- **OBJECTIVE**
Spot each line in the records below where the word "Cylinder" occurs, then copy it.

- **DATA LINES**
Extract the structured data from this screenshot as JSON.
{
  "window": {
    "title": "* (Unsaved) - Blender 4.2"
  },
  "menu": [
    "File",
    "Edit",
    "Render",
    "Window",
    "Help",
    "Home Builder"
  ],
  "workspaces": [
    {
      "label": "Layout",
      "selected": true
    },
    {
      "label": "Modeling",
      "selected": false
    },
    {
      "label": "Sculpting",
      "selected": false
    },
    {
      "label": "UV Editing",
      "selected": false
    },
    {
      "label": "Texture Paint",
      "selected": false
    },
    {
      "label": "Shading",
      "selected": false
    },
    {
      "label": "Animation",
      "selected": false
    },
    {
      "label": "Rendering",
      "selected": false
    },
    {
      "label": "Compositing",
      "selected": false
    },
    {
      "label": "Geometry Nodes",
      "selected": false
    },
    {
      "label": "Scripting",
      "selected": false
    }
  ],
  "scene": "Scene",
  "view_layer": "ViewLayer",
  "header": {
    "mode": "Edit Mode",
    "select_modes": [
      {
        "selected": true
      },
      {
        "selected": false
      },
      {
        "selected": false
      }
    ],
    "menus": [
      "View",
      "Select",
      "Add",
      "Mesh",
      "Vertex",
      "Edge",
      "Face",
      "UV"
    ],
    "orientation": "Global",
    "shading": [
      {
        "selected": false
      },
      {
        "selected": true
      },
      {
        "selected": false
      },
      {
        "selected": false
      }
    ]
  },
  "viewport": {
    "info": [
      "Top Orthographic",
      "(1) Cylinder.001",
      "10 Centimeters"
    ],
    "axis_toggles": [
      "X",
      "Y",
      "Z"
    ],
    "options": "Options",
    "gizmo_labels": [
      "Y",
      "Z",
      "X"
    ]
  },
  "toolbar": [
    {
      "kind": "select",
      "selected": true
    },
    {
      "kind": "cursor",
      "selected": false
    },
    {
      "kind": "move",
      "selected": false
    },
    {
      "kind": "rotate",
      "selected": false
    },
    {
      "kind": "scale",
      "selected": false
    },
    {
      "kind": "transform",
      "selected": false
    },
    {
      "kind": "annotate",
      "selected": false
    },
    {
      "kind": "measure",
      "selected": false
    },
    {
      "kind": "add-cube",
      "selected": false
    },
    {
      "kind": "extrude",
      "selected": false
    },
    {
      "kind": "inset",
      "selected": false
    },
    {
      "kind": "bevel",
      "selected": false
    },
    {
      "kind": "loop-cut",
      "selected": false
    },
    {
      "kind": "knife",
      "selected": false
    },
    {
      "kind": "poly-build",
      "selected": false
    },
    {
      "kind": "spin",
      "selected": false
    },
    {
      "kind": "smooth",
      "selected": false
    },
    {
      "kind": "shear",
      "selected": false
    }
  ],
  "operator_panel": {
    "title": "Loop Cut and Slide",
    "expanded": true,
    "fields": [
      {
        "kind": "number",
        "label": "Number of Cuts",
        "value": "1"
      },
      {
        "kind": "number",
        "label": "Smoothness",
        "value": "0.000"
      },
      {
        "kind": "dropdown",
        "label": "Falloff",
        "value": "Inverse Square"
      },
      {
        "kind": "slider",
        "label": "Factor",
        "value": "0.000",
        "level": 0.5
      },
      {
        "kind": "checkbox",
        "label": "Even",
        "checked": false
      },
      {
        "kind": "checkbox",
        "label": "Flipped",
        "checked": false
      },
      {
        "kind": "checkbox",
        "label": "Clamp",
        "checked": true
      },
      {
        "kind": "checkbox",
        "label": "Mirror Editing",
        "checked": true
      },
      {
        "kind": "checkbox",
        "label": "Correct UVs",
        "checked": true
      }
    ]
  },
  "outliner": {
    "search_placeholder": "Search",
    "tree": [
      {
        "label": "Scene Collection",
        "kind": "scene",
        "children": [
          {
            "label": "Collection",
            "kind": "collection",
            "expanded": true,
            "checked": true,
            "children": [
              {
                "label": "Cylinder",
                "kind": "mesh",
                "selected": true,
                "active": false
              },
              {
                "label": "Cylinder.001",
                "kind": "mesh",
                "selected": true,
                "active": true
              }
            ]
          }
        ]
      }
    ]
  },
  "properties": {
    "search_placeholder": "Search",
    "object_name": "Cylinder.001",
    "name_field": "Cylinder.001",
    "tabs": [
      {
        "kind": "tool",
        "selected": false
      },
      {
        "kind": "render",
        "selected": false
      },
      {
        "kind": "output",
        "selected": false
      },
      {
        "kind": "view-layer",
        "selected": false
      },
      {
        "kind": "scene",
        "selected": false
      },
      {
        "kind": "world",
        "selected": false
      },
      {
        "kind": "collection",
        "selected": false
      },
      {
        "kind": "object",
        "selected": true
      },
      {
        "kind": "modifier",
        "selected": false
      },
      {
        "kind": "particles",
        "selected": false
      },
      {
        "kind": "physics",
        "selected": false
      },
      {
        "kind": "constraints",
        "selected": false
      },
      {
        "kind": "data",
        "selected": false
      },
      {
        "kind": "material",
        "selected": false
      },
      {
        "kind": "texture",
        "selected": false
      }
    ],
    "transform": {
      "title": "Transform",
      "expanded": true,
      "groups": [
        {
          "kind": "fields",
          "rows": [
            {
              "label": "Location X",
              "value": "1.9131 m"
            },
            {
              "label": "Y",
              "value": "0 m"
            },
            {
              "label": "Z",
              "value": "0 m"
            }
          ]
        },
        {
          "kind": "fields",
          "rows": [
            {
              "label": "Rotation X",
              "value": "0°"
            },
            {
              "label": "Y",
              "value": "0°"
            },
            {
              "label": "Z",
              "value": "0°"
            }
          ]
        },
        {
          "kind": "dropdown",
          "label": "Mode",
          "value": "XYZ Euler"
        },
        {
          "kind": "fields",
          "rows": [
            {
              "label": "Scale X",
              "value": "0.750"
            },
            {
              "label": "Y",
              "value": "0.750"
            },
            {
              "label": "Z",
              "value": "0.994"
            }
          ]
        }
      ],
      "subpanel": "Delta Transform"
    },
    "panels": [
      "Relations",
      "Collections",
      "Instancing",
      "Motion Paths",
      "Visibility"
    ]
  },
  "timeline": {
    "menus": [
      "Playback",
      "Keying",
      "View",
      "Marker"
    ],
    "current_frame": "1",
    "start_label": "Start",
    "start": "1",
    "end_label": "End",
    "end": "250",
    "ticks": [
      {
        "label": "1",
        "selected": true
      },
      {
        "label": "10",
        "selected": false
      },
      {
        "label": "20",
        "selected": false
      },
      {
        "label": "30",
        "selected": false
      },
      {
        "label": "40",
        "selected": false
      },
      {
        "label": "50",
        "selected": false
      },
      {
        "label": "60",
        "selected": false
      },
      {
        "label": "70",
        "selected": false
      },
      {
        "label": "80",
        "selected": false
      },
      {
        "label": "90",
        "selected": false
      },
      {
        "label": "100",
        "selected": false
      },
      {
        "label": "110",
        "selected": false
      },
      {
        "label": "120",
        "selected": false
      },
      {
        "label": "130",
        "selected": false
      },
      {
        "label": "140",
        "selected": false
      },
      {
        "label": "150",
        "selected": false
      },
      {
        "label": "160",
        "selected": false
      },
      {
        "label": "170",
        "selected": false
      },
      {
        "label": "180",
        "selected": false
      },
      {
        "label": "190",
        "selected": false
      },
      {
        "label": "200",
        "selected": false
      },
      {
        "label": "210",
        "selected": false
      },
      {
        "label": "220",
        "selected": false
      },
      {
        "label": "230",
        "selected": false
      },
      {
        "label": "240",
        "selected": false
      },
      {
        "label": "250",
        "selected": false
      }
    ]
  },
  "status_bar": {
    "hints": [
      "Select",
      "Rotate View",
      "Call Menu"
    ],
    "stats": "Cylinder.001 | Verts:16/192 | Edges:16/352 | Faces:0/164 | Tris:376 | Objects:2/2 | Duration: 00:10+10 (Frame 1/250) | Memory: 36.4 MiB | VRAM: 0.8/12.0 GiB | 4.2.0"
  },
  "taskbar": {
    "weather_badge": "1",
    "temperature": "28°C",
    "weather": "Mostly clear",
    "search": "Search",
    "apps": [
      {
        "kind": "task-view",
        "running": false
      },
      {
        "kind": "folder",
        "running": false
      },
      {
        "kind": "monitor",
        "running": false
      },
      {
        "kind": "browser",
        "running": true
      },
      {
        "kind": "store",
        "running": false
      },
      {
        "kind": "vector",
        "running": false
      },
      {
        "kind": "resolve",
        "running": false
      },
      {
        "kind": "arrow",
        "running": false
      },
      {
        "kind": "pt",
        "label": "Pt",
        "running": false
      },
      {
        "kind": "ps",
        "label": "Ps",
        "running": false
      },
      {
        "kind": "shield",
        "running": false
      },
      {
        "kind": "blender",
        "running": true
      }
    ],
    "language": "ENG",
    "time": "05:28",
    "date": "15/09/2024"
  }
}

- **SOLUTION FOR THIS PROBLEM**
      "(1) Cylinder.001",
                "label": "Cylinder",
                "label": "Cylinder.001",
    "object_name": "Cylinder.001",
    "name_field": "Cylinder.001",
    "stats": "Cylinder.001 | Verts:16/192 | Edges:16/352 | Faces:0/164 | Tris:376 | Objects:2/2 | Duration: 00:10+10 (Frame 1/250) | Memory: 36.4 MiB | VRAM: 0.8/12.0 GiB | 4.2.0"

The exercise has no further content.